▶ [THE TASK]:
Find each line with the string "FCST" and copy it.

◇ ◇ ◇ ◇ ◇

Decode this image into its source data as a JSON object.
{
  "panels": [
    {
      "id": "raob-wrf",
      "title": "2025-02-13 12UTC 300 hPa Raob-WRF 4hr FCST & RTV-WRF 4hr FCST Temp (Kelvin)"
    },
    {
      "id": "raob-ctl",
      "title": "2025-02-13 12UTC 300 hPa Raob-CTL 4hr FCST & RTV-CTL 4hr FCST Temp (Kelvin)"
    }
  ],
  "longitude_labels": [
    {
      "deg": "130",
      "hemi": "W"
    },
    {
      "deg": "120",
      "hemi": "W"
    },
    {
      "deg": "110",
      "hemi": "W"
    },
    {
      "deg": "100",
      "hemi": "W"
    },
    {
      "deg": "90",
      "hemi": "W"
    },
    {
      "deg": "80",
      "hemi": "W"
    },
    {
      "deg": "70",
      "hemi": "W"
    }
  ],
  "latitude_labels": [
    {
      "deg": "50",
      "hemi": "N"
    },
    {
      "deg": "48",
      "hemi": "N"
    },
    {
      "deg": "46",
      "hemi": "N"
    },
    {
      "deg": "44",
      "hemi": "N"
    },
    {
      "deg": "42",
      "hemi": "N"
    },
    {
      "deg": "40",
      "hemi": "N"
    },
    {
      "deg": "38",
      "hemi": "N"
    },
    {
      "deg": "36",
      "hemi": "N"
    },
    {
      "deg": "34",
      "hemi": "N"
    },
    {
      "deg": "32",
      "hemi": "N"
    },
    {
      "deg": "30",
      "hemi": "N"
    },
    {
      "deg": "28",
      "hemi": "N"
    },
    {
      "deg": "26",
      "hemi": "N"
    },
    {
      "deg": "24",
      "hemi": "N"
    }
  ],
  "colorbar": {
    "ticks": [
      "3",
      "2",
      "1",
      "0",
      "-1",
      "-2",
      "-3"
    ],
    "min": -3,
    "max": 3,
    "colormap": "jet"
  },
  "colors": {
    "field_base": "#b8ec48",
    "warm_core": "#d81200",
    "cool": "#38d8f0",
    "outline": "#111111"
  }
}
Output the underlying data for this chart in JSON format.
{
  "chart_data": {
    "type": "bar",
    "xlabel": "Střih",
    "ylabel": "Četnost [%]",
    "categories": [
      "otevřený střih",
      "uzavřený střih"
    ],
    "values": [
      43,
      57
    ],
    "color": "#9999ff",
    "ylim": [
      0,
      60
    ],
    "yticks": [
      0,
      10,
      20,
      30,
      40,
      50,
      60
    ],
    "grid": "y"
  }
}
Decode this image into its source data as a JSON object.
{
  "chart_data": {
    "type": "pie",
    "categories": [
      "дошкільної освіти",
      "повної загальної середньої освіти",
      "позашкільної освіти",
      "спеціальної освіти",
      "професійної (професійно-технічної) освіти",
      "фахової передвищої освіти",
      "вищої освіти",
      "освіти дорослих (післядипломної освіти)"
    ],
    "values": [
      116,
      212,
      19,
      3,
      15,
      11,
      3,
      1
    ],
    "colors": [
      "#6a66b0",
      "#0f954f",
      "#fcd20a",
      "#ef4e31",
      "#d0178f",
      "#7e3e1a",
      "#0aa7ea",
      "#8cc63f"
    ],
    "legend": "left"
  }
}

◇ ◇ ◇ ◇ ◇

▶ [TASK RESULT]:
      "title": "2025-02-13 12UTC 300 hPa Raob-WRF 4hr FCST & RTV-WRF 4hr FCST Temp (Kelvin)"
      "title": "2025-02-13 12UTC 300 hPa Raob-CTL 4hr FCST & RTV-CTL 4hr FCST Temp (Kelvin)"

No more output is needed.